* [Task description]: Search the listing below for the string "صدرالدین" and copy every line where it occurs.

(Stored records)
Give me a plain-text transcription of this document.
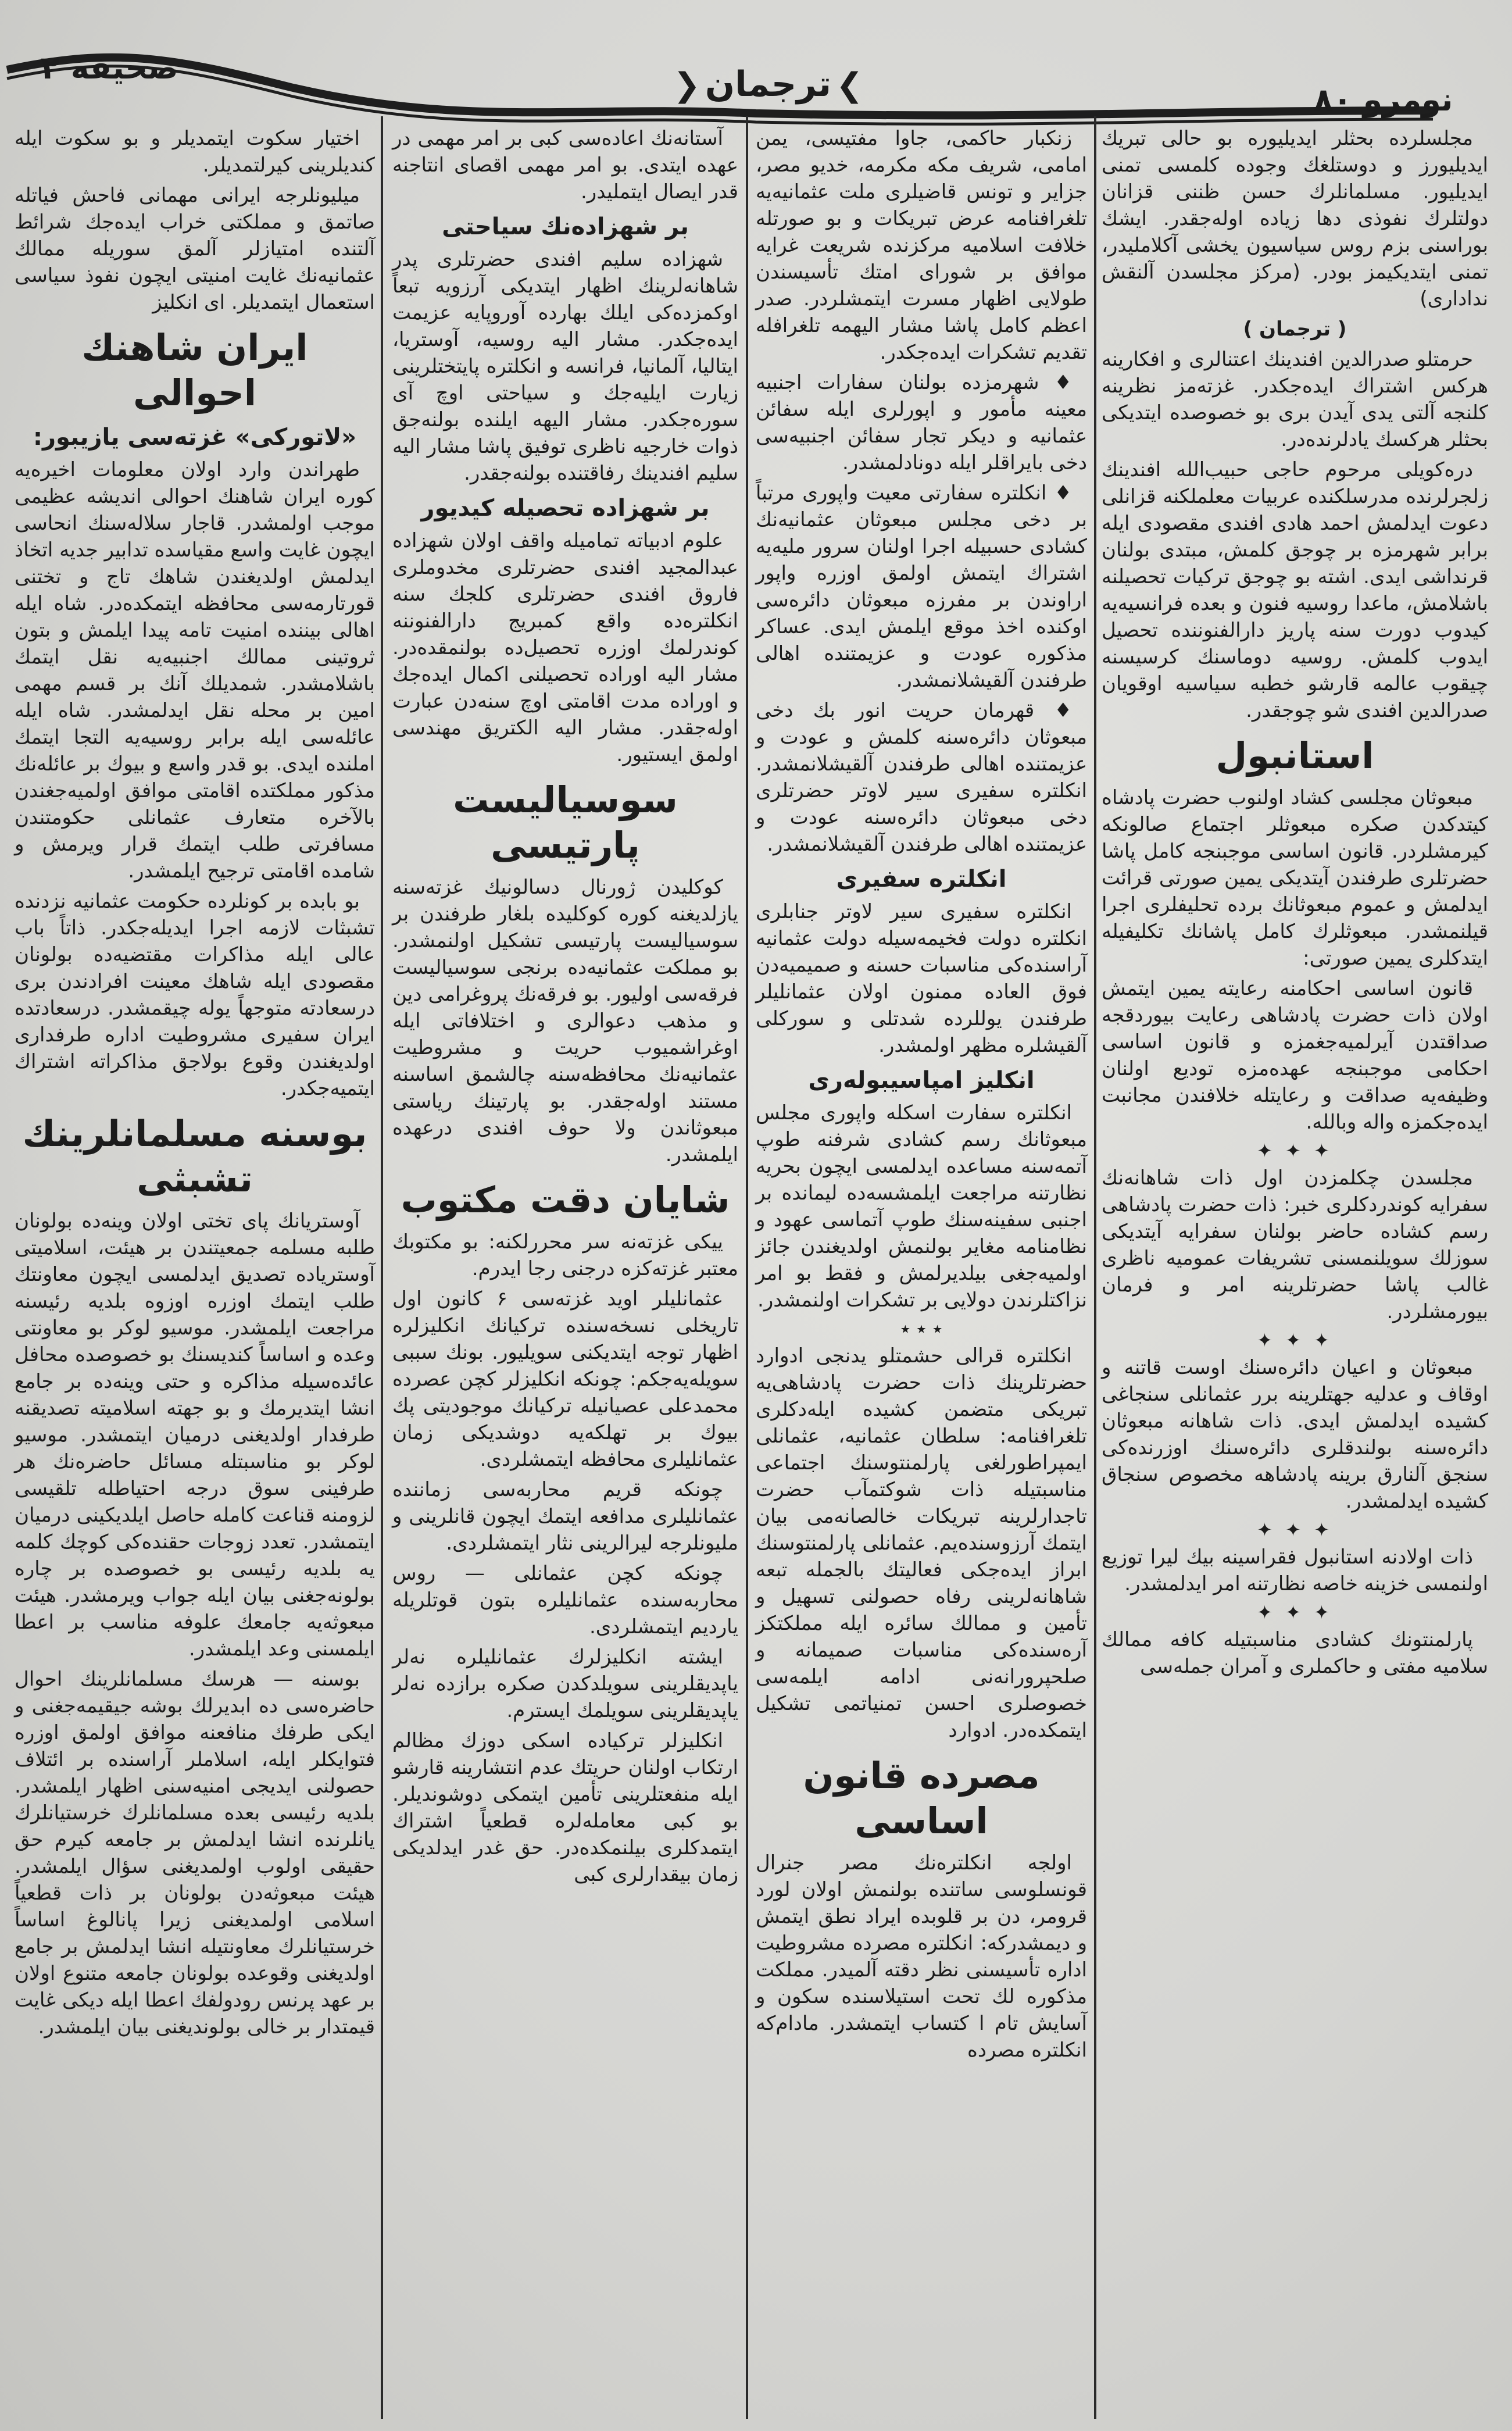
صحیفه ۲	❯ترجمان❮	نومرو ۸۰

مجلسلرده بحثلر ایدیلیوره بو حالی تبریك ایدیلیورز و دوستلغك وجوده كلمسی تمنی ایدیلیور. مسلمانلرك حسن ظننی قزانان دولتلرك نفوذی دها زیاده اوله‌جقدر. ایشك بوراسنی بزم روس سیاسیون یخشی آكلاملیدر، تمنی ایتدیكیمز بودر. (مركز مجلسدن آلنقش نداداری)

( ترجمان )

حرمتلو صدرالدین افندینك اعتنالری و افكارینه هركس اشتراك ایده‌جكدر. غزته‌مز نظرینه كلنجه آلتی یدی آیدن بری بو خصوصده ایتدیكی بحثلر هركسك یادلرنده‌در.

دره‌كویلی مرحوم حاجی حبیب‌الله افندینك زلجرلرنده مدرسلكنده عربیات معلملكنه قزانلی دعوت ایدلمش احمد هادی افندی مقصودی ایله برابر شهرمزه بر چوجق كلمش، مبتدی بولنان قرنداشی ایدی. اشته بو چوجق تركیات تحصیلنه باشلامش، ماعدا روسیه فنون و بعده فرانسیه‌یه كیدوب دورت سنه پاریز دارالفنوننده تحصیل ایدوب كلمش. روسیه دوماسنك كرسیسنه چیقوب عالمه قارشو خطبه سیاسیه اوقویان صدرالدین افندی شو چوجقدر.

استانبول

مبعوثان مجلسی كشاد اولنوب حضرت پادشاه كیتدكدن صكره مبعوثلر اجتماع صالونكه كیرمشلردر. قانون اساسی موجبنجه كامل پاشا حضرتلری طرفندن آیتدیكی یمین صورتی قرائت ایدلمش و عموم مبعوثانك برده تحلیفلری اجرا قیلنمشدر. مبعوثلرك كامل پاشانك تكلیفیله ایتدكلری یمین صورتی:

قانون اساسی احكامنه رعایته یمین ایتمش اولان ذات حضرت پادشاهی رعایت بیوردقجه صداقتدن آیرلمیه‌جغمزه و قانون اساسی احكامی موجبنجه عهده‌مزه تودیع اولنان وظیفه‌یه صداقت و رعایتله خلافندن مجانبت ایده‌جكمزه واله وبالله.

✦ ✦ ✦

مجلسدن چكلمزدن اول ذات شاهانه‌نك سفرایه كوندردكلری خبر: ذات حضرت پادشاهی رسم كشاده حاضر بولنان سفرایه آیتدیكی سوزلك سویلنمسنی تشریفات عمومیه ناظری غالب پاشا حضرتلرینه امر و فرمان بیورمشلردر.

✦ ✦ ✦

مبعوثان و اعیان دائره‌سنك اوست قاتنه و اوقاف و عدلیه جهتلرینه برر عثمانلی سنجاغی كشیده ایدلمش ایدی. ذات شاهانه مبعوثان دائره‌سنه بولندقلری دائره‌سنك اوزرنده‌كی سنجق آلنارق برینه پادشاهه مخصوص سنجاق كشیده ایدلمشدر.

✦ ✦ ✦

ذات اولادنه استانبول فقراسینه بیك لیرا توزیع اولنمسی خزینه خاصه نظارتنه امر ایدلمشدر.

✦ ✦ ✦

پارلمنتونك كشادی مناسبتیله كافه ممالك سلامیه مفتی و حاكملری و آمران جمله‌سی

زنكبار حاكمی، جاوا مفتیسی، یمن امامی، شریف مكه مكرمه، خدیو مصر، جزایر و تونس قاضیلری ملت عثمانیه‌یه تلغرافنامه عرض تبریكات و بو صورتله خلافت اسلامیه مركزنده شریعت غرایه موافق بر شورای امتك تأسیسندن طولایی اظهار مسرت ایتمشلردر. صدر اعظم كامل پاشا مشار الیهمه تلغرافله تقدیم تشكرات ایده‌جكدر.

♦ شهرمزده بولنان سفارات اجنبیه معینه مأمور و اپورلری ایله سفائن عثمانیه و دیكر تجار سفائن اجنبیه‌سی دخی بایراقلر ایله دونادلمشدر.

♦ انكلتره سفارتی معیت واپوری مرتباً بر دخی مجلس مبعوثان عثمانیه‌نك كشادی حسبیله اجرا اولنان سرور ملیه‌یه اشتراك ایتمش اولمق اوزره واپور اراوندن بر مفرزه مبعوثان دائره‌سی اوكنده اخذ موقع ایلمش ایدی. عساكر مذكوره عودت و عزیمتنده اهالی طرفندن آلقیشلانمشدر.

♦ قهرمان حریت انور بك دخی مبعوثان دائره‌سنه كلمش و عودت و عزیمتنده اهالی طرفندن آلقیشلانمشدر. انكلتره سفیری سیر لاوتر حضرتلری دخی مبعوثان دائره‌سنه عودت و عزیمتنده اهالی طرفندن آلقیشلانمشدر.

انكلتره سفیری

انكلتره سفیری سیر لاوتر جنابلری انكلتره دولت فخیمه‌سیله دولت عثمانیه آراسنده‌كی مناسبات حسنه و صمیمیه‌دن فوق العاده ممنون اولان عثمانلیلر طرفندن یوللرده شدتلی و سوركلی آلقیشلره مظهر اولمشدر.

انكلیز امپاسیبوله‌ری

انكلتره سفارت اسكله واپوری مجلس مبعوثانك رسم كشادی شرفنه طوپ آتمه‌سنه مساعده ایدلمسی ایچون بحریه نظارتنه مراجعت ایلمشسه‌ده لیمانده بر اجنبی سفینه‌سنك طوپ آتماسی عهود و نظامنامه مغایر بولنمش اولدیغندن جائز اولمیه‌جغی بیلدیرلمش و فقط بو امر نزاكتلرندن دولایی بر تشكرات اولنمشدر.

٭ ٭ ٭

انكلتره قرالی حشمتلو یدنجی ادوارد حضرتلرینك ذات حضرت پادشاهی‌یه تبریكی متضمن كشیده ایله‌دكلری تلغرافنامه: سلطان عثمانیه، عثمانلی ایمپراطورلغی پارلمنتوسنك اجتماعی مناسبتیله ذات شوكتمآب حضرت تاجدارلرینه تبریكات خالصانه‌می بیان ایتمك آرزوسنده‌یم. عثمانلی پارلمنتوسنك ابراز ایده‌جكی فعالیتك بالجمله تبعه شاهانه‌لرینی رفاه حصولنی تسهیل و تأمین و ممالك سائره ایله مملكتكز آره‌سنده‌كی مناسبات صمیمانه و صلحپرورانه‌نی ادامه ایلمه‌سی خصوصلری احسن تمنیاتمی تشكیل ایتمكده‌در. ادوارد

مصرده قانون اساسی

اولجه انكلتره‌نك مصر جنرال قونسلوسی ساتنده بولنمش اولان لورد قرومر، دن بر قلوبده ایراد نطق ایتمش و دیمشدركه: انكلتره مصرده مشروطیت اداره تأسیسنی نظر دقته آلمیدر. مملكت مذكوره لك تحت استیلاسنده سكون و آسایش تام ا كتساب ایتمشدر. مادام‌كه انكلتره مصرده

آستانه‌نك اعاده‌سی كبی بر امر مهمی در عهده ایتدی. بو امر مهمی اقصای انتاجنه قدر ایصال ایتملیدر.

بر شهزاده‌نك سیاحتی

شهزاده سلیم افندی حضرتلری پدر شاهانه‌لرینك اظهار ایتدیكی آرزویه تبعاً اوكمزده‌كی ایلك بهارده آوروپایه عزیمت ایده‌جكدر. مشار الیه روسیه، آوستریا، ایتالیا، آلمانیا، فرانسه و انكلتره پایتختلرینی زیارت ایلیه‌جك و سیاحتی اوچ آی سوره‌جكدر. مشار الیهه ایلنده بولنه‌جق ذوات خارجیه ناظری توفیق پاشا مشار الیه سلیم افندینك رفاقتنده بولنه‌جقدر.

بر شهزاده تحصیله كیدیور

علوم ادبیاته تمامیله واقف اولان شهزاده عبدالمجید افندی حضرتلری مخدوملری فاروق افندی حضرتلری كلجك سنه انكلتره‌ده واقع كمبریج دارالفنوننه كوندرلمك اوزره تحصیل‌ده بولنمقده‌در. مشار الیه اوراده تحصیلنی اكمال ایده‌جك و اوراده مدت اقامتی اوچ سنه‌دن عبارت اوله‌جقدر. مشار الیه الكتریق مهندسی اولمق ایستیور.

سوسیالیست پارتیسی

كوكلیدن ژورنال دسالونیك غزته‌سنه یازلدیغنه كوره كوكلیده بلغار طرفندن بر سوسیالیست پارتیسی تشكیل اولنمشدر. بو مملكت عثمانیه‌ده برنجی سوسیالیست فرقه‌سی اولیور. بو فرقه‌نك پروغرامی دین و مذهب دعوالری و اختلافاتی ایله اوغراشمیوب حریت و مشروطیت عثمانیه‌نك محافظه‌سنه چالشمق اساسنه مستند اوله‌جقدر. بو پارتینك ریاستی مبعوثاندن ولا حوف افندی درعهده ایلمشدر.

شایان دقت مكتوب

ییكی غزته‌نه سر محررلكنه: بو مكتوبك معتبر غزته‌كزه درجنی رجا ایدرم.

عثمانلیلر اوید غزته‌سی ۶ كانون اول تاریخلی نسخه‌سنده تركیانك انكلیزلره اظهار توجه ایتدیكنی سویلیور. بونك سببی سویله‌یه‌جكم: چونكه انكلیزلر كچن عصرده محمدعلی عصیانیله تركیانك موجودیتی پك بیوك بر تهلكه‌یه دوشدیكی زمان عثمانلیلری محافظه ایتمشلردی.

چونكه قریم محاربه‌سی زماننده عثمانلیلری مدافعه ایتمك ایچون قانلرینی و ملیونلرجه لیرالرینی نثار ایتمشلردی.

چونكه كچن عثمانلی — روس محاربه‌سنده عثمانلیلره بتون قوتلریله یاردیم ایتمشلردی.

ایشته انكلیزلرك عثمانلیلره نه‌لر یاپدیقلرینی سویلدكدن صكره برازده نه‌لر یاپدیقلرینی سویلمك ایسترم.

انكلیزلر تركیاده اسكی دوزك مظالم ارتكاب اولنان حریتك عدم انتشارینه قارشو ایله منفعتلرینی تأمین ایتمكی دوشوندیلر. بو كبی معامله‌لره قطعیاً اشتراك ایتمدكلری بیلنمكده‌در. حق غدر ایدلدیكی زمان بیقدارلری كبی

اختیار سكوت ایتمدیلر و بو سكوت ایله كندیلرینی كیرلتمدیلر.

میلیونلرجه ایرانی مهمانی فاحش فیاتله صاتمق و مملكتی خراب ایده‌جك شرائط آلتنده امتیازلر آلمق سوریله ممالك عثمانیه‌نك غایت امنیتی ایچون نفوذ سیاسی استعمال ایتمدیلر. ای انكلیز

ایران شاهنك احوالی
«لاتوركی» غزته‌سی یازیبور:

طهراندن وارد اولان معلومات اخیره‌یه كوره ایران شاهنك احوالی اندیشه عظیمی موجب اولمشدر. قاجار سلاله‌سنك انحاسی ایچون غایت واسع مقیاسده تدابیر جدیه اتخاذ ایدلمش اولدیغندن شاهك تاج و تختنی قورتارمه‌سی محافظه ایتمكده‌در. شاه ایله اهالی بیننده امنیت تامه پیدا ایلمش و بتون ثروتینی ممالك اجنبیه‌یه نقل ایتمك باشلامشدر. شمدیلك آنك بر قسم مهمی امین بر محله نقل ایدلمشدر. شاه ایله عائله‌سی ایله برابر روسیه‌یه التجا ایتمك املنده ایدی. بو قدر واسع و بیوك بر عائله‌نك مذكور مملكتده اقامتی موافق اولمیه‌جغندن بالآخره متعارف عثمانلی حكومتندن مسافرتی طلب ایتمك قرار ویرمش و شامده اقامتی ترجیح ایلمشدر.

بو بابده بر كونلرده حكومت عثمانیه نزدنده تشبثات لازمه اجرا ایدیله‌جكدر. ذاتاً باب عالی ایله مذاكرات مقتضیه‌ده بولونان مقصودی ایله شاهك معینت افرادندن بری درسعادته متوجهاً یوله چیقمشدر. درسعادتده ایران سفیری مشروطیت اداره طرفداری اولدیغندن وقوع بولاجق مذاكراته اشتراك ایتمیه‌جكدر.

بوسنه مسلمانلرینك تشبثی

آوستریانك پای تختی اولان وینه‌ده بولونان طلبه مسلمه جمعیتندن بر هیئت، اسلامیتی آوستریاده تصدیق ایدلمسی ایچون معاونتك طلب ایتمك اوزره اوزوه بلدیه رئیسنه مراجعت ایلمشدر. موسیو لوكر بو معاونتی وعده و اساساً كندیسنك بو خصوصده محافل عائده‌سیله مذاكره و حتی وینه‌ده بر جامع انشا ایتدیرمك و بو جهته اسلامیته تصدیقنه طرفدار اولدیغنی درمیان ایتمشدر. موسیو لوكر بو مناسبتله مسائل حاضره‌نك هر طرفینی سوق درجه احتیاطله تلقیسی لزومنه قناعت كامله حاصل ایلدیكینی درمیان ایتمشدر. تعدد زوجات حقنده‌كی كوچك كلمه‌ یه بلدیه رئیسی بو خصوصده بر چاره بولونه‌جغنی بیان ایله جواب ویرمشدر. هیئت مبعوثه‌یه جامعك علوفه مناسب بر اعطا ایلمسنی وعد ایلمشدر.

بوسنه — هرسك مسلمانلرینك احوال حاضره‌سی ده ابدیرلك بوشه جیقیمه‌جغنی و ایكی طرفك منافعنه موافق اولمق اوزره فتوایكلر ایله، اسلاملر آراسنده بر ائتلاف حصولنی ایدیجی امنیه‌سنی اظهار ایلمشدر. بلدیه رئیسی بعده مسلمانلرك خرستیانلرك یانلرنده انشا ایدلمش بر جامعه كیرم حق حقیقی اولوب اولمدیغنی سؤال ایلمشدر. هیئت مبعوثه‌دن بولونان بر ذات قطعیاً اسلامی اولمدیغنی زیرا پانالوغ اساساً خرستیانلرك معاونتیله انشا ایدلمش بر جامع اولدیغنی وقوعده بولونان جامعه متنوع اولان بر عهد پرنس رودولفك اعطا ایله دیكی غایت قیمتدار بر خالی بولوندیغنی بیان ایلمشدر.
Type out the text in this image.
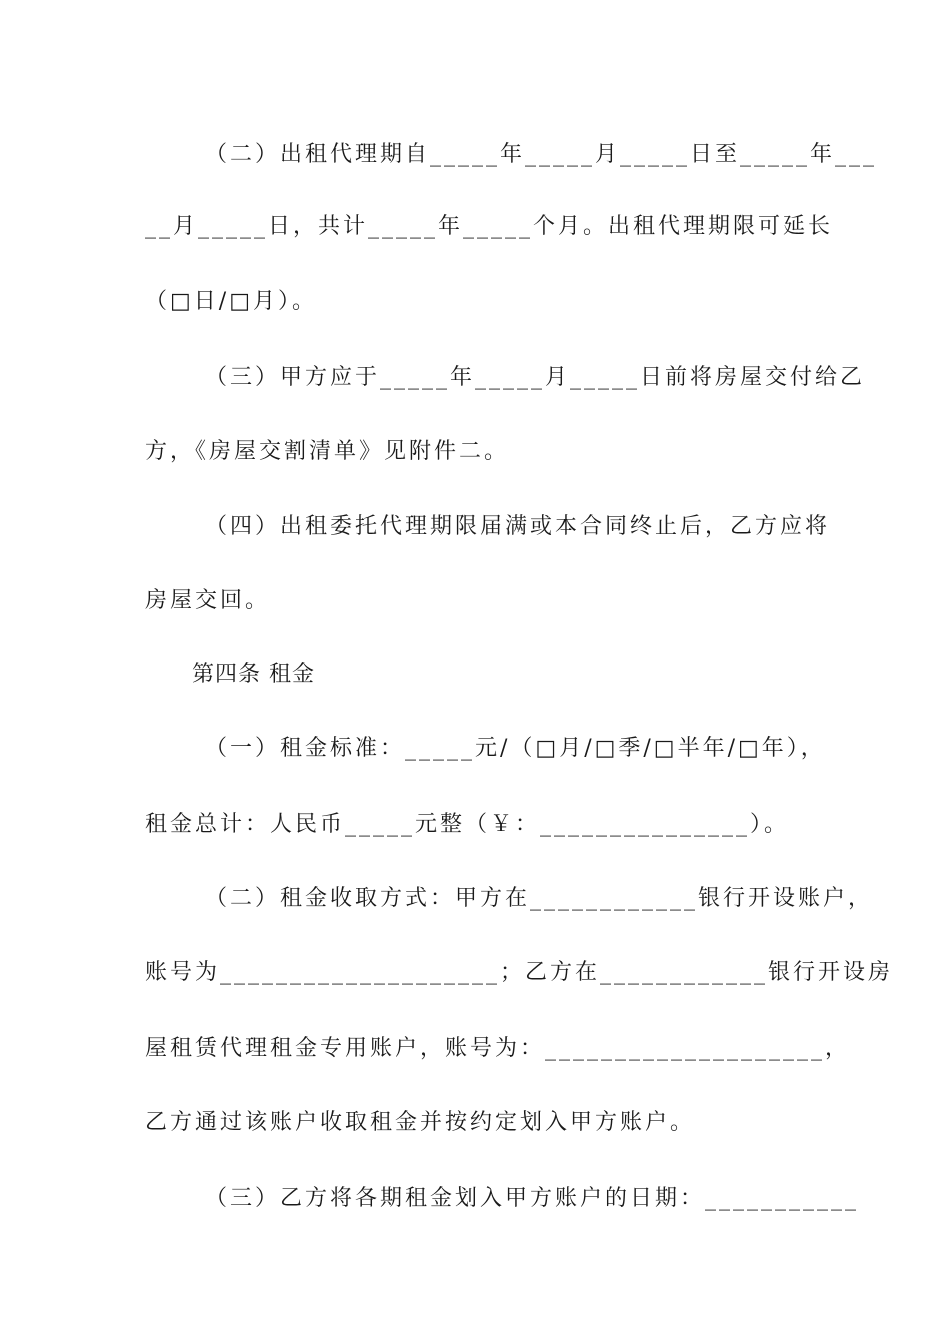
（二）出租代理期自_____年_____月_____日至_____年___
__月_____日，共计_____年_____个月。出租代理期限可延长
（□日/□月）。
（三）甲方应于_____年_____月_____日前将房屋交付给乙
方，《房屋交割清单》见附件二。
（四）出租委托代理期限届满或本合同终止后，乙方应将
房屋交回。
第四条 租金
（一）租金标准：_____元/（□月/□季/□半年/□年），
租金总计：人民币_____元整（￥：_______________）。
（二）租金收取方式：甲方在____________银行开设账户，
账号为____________________；乙方在____________银行开设房
屋租赁代理租金专用账户，账号为：____________________，
乙方通过该账户收取租金并按约定划入甲方账户。
（三）乙方将各期租金划入甲方账户的日期：___________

* [The result]:
حرمتلو صدرالدین افندینك اعتنالری و افكارینه هركس اشتراك ایده‌جكدر. غزته‌مز نظرینه كلنجه آلتی یدی آیدن بری بو خصوصده ایتدیكی بحثلر هركسك یادلرنده‌در.
دره‌كویلی مرحوم حاجی حبیب‌الله افندینك زلجرلرنده مدرسلكنده عربیات معلملكنه قزانلی دعوت ایدلمش احمد هادی افندی مقصودی ایله برابر شهرمزه بر چوجق كلمش، مبتدی بولنان قرنداشی ایدی. اشته بو چوجق تركیات تحصیلنه باشلامش، ماعدا روسیه فنون و بعده فرانسیه‌یه كیدوب دورت سنه پاریز دارالفنوننده تحصیل ایدوب كلمش. روسیه دوماسنك كرسیسنه چیقوب عالمه قارشو خطبه سیاسیه اوقویان صدرالدین افندی شو چوجقدر.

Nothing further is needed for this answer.